State how many lines in the listing below include the word "водопроводную". Give nothing but the number.

> _RECORDS FOR PROCESSING_:
◆ ◆ ◆ ◆ ◆ ◆ ◆

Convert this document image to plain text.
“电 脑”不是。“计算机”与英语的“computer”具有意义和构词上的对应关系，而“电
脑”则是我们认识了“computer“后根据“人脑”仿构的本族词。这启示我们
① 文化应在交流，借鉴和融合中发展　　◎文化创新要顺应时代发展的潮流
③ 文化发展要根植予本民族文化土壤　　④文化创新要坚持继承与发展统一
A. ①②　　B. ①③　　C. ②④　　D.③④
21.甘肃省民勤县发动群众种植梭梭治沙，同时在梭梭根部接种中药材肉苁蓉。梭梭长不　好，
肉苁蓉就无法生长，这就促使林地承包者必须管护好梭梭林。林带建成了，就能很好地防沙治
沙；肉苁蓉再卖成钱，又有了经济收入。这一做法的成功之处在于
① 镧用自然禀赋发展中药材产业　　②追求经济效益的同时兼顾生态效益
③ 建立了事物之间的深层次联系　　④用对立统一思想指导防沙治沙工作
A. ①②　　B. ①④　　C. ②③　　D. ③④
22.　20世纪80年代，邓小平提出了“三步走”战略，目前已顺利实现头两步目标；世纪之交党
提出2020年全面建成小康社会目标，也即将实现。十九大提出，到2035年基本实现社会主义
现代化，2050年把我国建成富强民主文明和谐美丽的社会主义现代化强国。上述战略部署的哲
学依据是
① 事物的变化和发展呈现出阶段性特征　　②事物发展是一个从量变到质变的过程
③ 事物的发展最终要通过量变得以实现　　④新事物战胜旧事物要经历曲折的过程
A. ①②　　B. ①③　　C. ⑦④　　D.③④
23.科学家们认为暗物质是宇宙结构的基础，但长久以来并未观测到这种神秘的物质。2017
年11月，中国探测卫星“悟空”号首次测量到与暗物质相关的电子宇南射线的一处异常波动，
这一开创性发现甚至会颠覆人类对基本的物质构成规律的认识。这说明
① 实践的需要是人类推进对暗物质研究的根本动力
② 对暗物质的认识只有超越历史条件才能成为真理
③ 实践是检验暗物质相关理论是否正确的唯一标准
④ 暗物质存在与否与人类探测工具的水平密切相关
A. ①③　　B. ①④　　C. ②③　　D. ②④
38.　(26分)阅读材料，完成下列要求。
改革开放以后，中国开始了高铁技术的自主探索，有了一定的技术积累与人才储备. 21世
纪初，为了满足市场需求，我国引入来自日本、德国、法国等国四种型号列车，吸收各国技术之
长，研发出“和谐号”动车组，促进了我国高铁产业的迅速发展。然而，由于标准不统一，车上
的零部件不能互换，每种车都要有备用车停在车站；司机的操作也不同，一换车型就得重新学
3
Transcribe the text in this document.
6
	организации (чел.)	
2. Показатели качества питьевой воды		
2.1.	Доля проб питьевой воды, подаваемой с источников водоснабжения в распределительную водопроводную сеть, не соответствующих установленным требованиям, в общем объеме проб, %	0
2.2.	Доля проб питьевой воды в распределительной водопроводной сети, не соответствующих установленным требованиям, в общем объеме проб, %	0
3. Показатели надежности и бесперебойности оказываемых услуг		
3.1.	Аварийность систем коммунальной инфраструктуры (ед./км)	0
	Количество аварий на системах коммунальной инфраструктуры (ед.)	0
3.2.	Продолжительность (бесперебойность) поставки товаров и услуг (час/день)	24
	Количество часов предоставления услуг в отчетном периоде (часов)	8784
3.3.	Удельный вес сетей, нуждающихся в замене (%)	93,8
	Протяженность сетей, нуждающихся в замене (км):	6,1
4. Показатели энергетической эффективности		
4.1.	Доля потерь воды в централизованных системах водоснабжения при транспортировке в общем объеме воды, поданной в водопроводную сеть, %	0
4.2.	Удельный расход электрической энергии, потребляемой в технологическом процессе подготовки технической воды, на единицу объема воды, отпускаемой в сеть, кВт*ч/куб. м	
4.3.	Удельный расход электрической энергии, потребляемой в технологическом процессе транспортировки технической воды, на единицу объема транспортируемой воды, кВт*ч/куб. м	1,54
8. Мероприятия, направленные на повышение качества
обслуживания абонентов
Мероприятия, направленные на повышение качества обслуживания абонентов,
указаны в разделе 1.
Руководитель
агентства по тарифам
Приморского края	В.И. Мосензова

◆ ◆ ◆ ◆ ◆ ◆ ◆

> _ANSWER TO THIS EXERCISE_:
2